== INFORMATION SUPPLIED ==
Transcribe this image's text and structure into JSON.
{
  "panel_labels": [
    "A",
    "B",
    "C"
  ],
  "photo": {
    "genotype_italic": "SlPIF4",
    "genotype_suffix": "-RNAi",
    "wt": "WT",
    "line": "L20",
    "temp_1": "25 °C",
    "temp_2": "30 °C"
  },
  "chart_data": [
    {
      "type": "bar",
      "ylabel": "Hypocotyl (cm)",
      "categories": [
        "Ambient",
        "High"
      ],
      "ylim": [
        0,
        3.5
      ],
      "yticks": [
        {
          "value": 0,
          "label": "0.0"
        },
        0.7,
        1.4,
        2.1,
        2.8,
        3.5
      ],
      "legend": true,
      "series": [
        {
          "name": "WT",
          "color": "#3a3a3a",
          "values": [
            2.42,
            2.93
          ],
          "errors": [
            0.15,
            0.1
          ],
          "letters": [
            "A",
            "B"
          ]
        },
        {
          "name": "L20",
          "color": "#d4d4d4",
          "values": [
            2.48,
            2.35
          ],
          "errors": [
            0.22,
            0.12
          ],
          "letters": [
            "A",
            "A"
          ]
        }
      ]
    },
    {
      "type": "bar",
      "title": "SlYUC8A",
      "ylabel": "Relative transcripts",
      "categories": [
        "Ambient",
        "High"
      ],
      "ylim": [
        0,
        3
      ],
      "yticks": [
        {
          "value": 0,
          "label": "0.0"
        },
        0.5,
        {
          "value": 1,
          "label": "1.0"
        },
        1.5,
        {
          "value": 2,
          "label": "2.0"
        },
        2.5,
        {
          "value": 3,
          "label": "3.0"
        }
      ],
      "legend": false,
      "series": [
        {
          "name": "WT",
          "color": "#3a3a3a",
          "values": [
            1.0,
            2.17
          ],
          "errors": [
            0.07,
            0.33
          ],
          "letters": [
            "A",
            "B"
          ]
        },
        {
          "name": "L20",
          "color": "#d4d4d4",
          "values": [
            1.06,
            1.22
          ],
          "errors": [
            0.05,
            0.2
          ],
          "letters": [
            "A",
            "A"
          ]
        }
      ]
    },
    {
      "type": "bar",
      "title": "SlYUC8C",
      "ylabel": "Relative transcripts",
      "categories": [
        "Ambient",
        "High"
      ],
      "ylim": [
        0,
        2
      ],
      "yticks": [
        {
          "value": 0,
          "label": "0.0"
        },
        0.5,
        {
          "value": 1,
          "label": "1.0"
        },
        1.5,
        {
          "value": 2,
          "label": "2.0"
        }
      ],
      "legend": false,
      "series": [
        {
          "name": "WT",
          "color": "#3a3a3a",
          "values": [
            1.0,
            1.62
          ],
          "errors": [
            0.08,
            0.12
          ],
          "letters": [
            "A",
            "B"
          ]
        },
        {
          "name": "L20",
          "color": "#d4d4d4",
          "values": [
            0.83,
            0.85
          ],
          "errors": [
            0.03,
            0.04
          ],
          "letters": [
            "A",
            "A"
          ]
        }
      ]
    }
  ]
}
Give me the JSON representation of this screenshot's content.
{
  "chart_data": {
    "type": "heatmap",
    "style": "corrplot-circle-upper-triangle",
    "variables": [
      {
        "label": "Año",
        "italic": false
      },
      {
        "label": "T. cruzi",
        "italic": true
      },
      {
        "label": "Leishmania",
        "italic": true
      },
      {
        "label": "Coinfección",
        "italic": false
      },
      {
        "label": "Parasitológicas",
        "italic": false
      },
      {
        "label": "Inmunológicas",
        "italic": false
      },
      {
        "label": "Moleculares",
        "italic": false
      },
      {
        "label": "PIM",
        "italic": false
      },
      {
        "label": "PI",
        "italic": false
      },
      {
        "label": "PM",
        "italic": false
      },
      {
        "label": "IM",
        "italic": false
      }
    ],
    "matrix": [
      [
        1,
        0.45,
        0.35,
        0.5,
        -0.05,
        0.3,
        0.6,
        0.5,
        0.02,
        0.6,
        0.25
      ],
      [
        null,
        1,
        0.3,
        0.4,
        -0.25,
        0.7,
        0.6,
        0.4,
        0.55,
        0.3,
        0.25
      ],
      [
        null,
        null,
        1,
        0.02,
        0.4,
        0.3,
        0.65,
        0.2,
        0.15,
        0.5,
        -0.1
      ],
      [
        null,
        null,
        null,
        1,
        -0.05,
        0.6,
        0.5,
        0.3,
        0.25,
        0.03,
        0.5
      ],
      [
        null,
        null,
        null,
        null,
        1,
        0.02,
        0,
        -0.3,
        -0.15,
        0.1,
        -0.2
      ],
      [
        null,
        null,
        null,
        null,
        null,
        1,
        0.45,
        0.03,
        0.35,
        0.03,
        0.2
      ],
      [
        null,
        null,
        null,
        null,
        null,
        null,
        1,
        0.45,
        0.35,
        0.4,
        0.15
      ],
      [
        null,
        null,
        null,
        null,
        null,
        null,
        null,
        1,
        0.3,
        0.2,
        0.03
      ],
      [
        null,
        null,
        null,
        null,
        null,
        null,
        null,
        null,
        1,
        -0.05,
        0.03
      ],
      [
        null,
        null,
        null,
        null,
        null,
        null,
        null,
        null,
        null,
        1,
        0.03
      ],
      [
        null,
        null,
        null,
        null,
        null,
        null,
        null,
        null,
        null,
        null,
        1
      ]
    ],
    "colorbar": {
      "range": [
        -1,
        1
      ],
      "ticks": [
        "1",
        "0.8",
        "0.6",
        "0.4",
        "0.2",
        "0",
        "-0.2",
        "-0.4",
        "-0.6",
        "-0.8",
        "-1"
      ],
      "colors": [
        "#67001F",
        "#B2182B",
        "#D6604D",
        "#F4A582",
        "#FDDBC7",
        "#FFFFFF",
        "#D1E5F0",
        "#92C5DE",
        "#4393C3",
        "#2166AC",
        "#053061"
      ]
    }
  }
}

== INSTRUCTION ==
The full set of records should be duplicated exactly.

== RESPONSE ==
Transcribe this image's text and structure into JSON.
{
  "panel_labels": [
    "A",
    "B",
    "C"
  ],
  "photo": {
    "genotype_italic": "SlPIF4",
    "genotype_suffix": "-RNAi",
    "wt": "WT",
    "line": "L20",
    "temp_1": "25 °C",
    "temp_2": "30 °C"
  },
  "chart_data": [
    {
      "type": "bar",
      "ylabel": "Hypocotyl (cm)",
      "categories": [
        "Ambient",
        "High"
      ],
      "ylim": [
        0,
        3.5
      ],
      "yticks": [
        {
          "value": 0,
          "label": "0.0"
        },
        0.7,
        1.4,
        2.1,
        2.8,
        3.5
      ],
      "legend": true,
      "series": [
        {
          "name": "WT",
          "color": "#3a3a3a",
          "values": [
            2.42,
            2.93
          ],
          "errors": [
            0.15,
            0.1
          ],
          "letters": [
            "A",
            "B"
          ]
        },
        {
          "name": "L20",
          "color": "#d4d4d4",
          "values": [
            2.48,
            2.35
          ],
          "errors": [
            0.22,
            0.12
          ],
          "letters": [
            "A",
            "A"
          ]
        }
      ]
    },
    {
      "type": "bar",
      "title": "SlYUC8A",
      "ylabel": "Relative transcripts",
      "categories": [
        "Ambient",
        "High"
      ],
      "ylim": [
        0,
        3
      ],
      "yticks": [
        {
          "value": 0,
          "label": "0.0"
        },
        0.5,
        {
          "value": 1,
          "label": "1.0"
        },
        1.5,
        {
          "value": 2,
          "label": "2.0"
        },
        2.5,
        {
          "value": 3,
          "label": "3.0"
        }
      ],
      "legend": false,
      "series": [
        {
          "name": "WT",
          "color": "#3a3a3a",
          "values": [
            1.0,
            2.17
          ],
          "errors": [
            0.07,
            0.33
          ],
          "letters": [
            "A",
            "B"
          ]
        },
        {
          "name": "L20",
          "color": "#d4d4d4",
          "values": [
            1.06,
            1.22
          ],
          "errors": [
            0.05,
            0.2
          ],
          "letters": [
            "A",
            "A"
          ]
        }
      ]
    },
    {
      "type": "bar",
      "title": "SlYUC8C",
      "ylabel": "Relative transcripts",
      "categories": [
        "Ambient",
        "High"
      ],
      "ylim": [
        0,
        2
      ],
      "yticks": [
        {
          "value": 0,
          "label": "0.0"
        },
        0.5,
        {
          "value": 1,
          "label": "1.0"
        },
        1.5,
        {
          "value": 2,
          "label": "2.0"
        }
      ],
      "legend": false,
      "series": [
        {
          "name": "WT",
          "color": "#3a3a3a",
          "values": [
            1.0,
            1.62
          ],
          "errors": [
            0.08,
            0.12
          ],
          "letters": [
            "A",
            "B"
          ]
        },
        {
          "name": "L20",
          "color": "#d4d4d4",
          "values": [
            0.83,
            0.85
          ],
          "errors": [
            0.03,
            0.04
          ],
          "letters": [
            "A",
            "A"
          ]
        }
      ]
    }
  ]
}
Give me the JSON representation of this screenshot's content.
{
  "chart_data": {
    "type": "heatmap",
    "style": "corrplot-circle-upper-triangle",
    "variables": [
      {
        "label": "Año",
        "italic": false
      },
      {
        "label": "T. cruzi",
        "italic": true
      },
      {
        "label": "Leishmania",
        "italic": true
      },
      {
        "label": "Coinfección",
        "italic": false
      },
      {
        "label": "Parasitológicas",
        "italic": false
      },
      {
        "label": "Inmunológicas",
        "italic": false
      },
      {
        "label": "Moleculares",
        "italic": false
      },
      {
        "label": "PIM",
        "italic": false
      },
      {
        "label": "PI",
        "italic": false
      },
      {
        "label": "PM",
        "italic": false
      },
      {
        "label": "IM",
        "italic": false
      }
    ],
    "matrix": [
      [
        1,
        0.45,
        0.35,
        0.5,
        -0.05,
        0.3,
        0.6,
        0.5,
        0.02,
        0.6,
        0.25
      ],
      [
        null,
        1,
        0.3,
        0.4,
        -0.25,
        0.7,
        0.6,
        0.4,
        0.55,
        0.3,
        0.25
      ],
      [
        null,
        null,
        1,
        0.02,
        0.4,
        0.3,
        0.65,
        0.2,
        0.15,
        0.5,
        -0.1
      ],
      [
        null,
        null,
        null,
        1,
        -0.05,
        0.6,
        0.5,
        0.3,
        0.25,
        0.03,
        0.5
      ],
      [
        null,
        null,
        null,
        null,
        1,
        0.02,
        0,
        -0.3,
        -0.15,
        0.1,
        -0.2
      ],
      [
        null,
        null,
        null,
        null,
        null,
        1,
        0.45,
        0.03,
        0.35,
        0.03,
        0.2
      ],
      [
        null,
        null,
        null,
        null,
        null,
        null,
        1,
        0.45,
        0.35,
        0.4,
        0.15
      ],
      [
        null,
        null,
        null,
        null,
        null,
        null,
        null,
        1,
        0.3,
        0.2,
        0.03
      ],
      [
        null,
        null,
        null,
        null,
        null,
        null,
        null,
        null,
        1,
        -0.05,
        0.03
      ],
      [
        null,
        null,
        null,
        null,
        null,
        null,
        null,
        null,
        null,
        1,
        0.03
      ],
      [
        null,
        null,
        null,
        null,
        null,
        null,
        null,
        null,
        null,
        null,
        1
      ]
    ],
    "colorbar": {
      "range": [
        -1,
        1
      ],
      "ticks": [
        "1",
        "0.8",
        "0.6",
        "0.4",
        "0.2",
        "0",
        "-0.2",
        "-0.4",
        "-0.6",
        "-0.8",
        "-1"
      ],
      "colors": [
        "#67001F",
        "#B2182B",
        "#D6604D",
        "#F4A582",
        "#FDDBC7",
        "#FFFFFF",
        "#D1E5F0",
        "#92C5DE",
        "#4393C3",
        "#2166AC",
        "#053061"
      ]
    }
  }
}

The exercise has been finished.